===== MATERIALS PROVIDED =====

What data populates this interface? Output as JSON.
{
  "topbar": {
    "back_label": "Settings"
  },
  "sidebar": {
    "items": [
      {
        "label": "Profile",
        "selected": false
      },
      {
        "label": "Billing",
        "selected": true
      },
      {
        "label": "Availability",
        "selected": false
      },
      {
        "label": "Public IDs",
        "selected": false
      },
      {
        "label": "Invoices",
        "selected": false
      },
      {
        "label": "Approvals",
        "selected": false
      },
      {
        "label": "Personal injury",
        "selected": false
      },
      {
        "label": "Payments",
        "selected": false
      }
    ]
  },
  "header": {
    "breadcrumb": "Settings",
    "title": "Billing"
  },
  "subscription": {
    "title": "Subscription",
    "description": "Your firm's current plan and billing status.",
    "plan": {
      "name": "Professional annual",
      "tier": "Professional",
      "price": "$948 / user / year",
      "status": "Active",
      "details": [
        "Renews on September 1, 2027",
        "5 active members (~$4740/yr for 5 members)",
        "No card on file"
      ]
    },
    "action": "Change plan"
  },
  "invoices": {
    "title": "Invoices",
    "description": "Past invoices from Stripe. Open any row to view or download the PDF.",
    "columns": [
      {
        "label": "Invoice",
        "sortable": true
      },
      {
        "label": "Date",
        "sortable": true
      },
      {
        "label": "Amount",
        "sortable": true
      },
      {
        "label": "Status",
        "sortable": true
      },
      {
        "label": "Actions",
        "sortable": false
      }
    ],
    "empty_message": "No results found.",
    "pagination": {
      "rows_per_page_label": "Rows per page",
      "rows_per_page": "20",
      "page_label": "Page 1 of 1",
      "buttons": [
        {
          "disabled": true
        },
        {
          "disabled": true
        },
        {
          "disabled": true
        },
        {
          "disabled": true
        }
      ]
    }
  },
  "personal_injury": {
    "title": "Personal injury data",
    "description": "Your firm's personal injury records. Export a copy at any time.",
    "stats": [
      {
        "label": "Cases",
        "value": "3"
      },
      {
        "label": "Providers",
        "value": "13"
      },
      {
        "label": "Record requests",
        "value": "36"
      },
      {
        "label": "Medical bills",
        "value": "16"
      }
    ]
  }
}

=====

- **SHORT PROBLEM**
Each record should come back exactly as written.

- **OUTPUT OF THE TASK**
What data populates this interface? Output as JSON.
{
  "topbar": {
    "back_label": "Settings"
  },
  "sidebar": {
    "items": [
      {
        "label": "Profile",
        "selected": false
      },
      {
        "label": "Billing",
        "selected": true
      },
      {
        "label": "Availability",
        "selected": false
      },
      {
        "label": "Public IDs",
        "selected": false
      },
      {
        "label": "Invoices",
        "selected": false
      },
      {
        "label": "Approvals",
        "selected": false
      },
      {
        "label": "Personal injury",
        "selected": false
      },
      {
        "label": "Payments",
        "selected": false
      }
    ]
  },
  "header": {
    "breadcrumb": "Settings",
    "title": "Billing"
  },
  "subscription": {
    "title": "Subscription",
    "description": "Your firm's current plan and billing status.",
    "plan": {
      "name": "Professional annual",
      "tier": "Professional",
      "price": "$948 / user / year",
      "status": "Active",
      "details": [
        "Renews on September 1, 2027",
        "5 active members (~$4740/yr for 5 members)",
        "No card on file"
      ]
    },
    "action": "Change plan"
  },
  "invoices": {
    "title": "Invoices",
    "description": "Past invoices from Stripe. Open any row to view or download the PDF.",
    "columns": [
      {
        "label": "Invoice",
        "sortable": true
      },
      {
        "label": "Date",
        "sortable": true
      },
      {
        "label": "Amount",
        "sortable": true
      },
      {
        "label": "Status",
        "sortable": true
      },
      {
        "label": "Actions",
        "sortable": false
      }
    ],
    "empty_message": "No results found.",
    "pagination": {
      "rows_per_page_label": "Rows per page",
      "rows_per_page": "20",
      "page_label": "Page 1 of 1",
      "buttons": [
        {
          "disabled": true
        },
        {
          "disabled": true
        },
        {
          "disabled": true
        },
        {
          "disabled": true
        }
      ]
    }
  },
  "personal_injury": {
    "title": "Personal injury data",
    "description": "Your firm's personal injury records. Export a copy at any time.",
    "stats": [
      {
        "label": "Cases",
        "value": "3"
      },
      {
        "label": "Providers",
        "value": "13"
      },
      {
        "label": "Record requests",
        "value": "36"
      },
      {
        "label": "Medical bills",
        "value": "16"
      }
    ]
  }
}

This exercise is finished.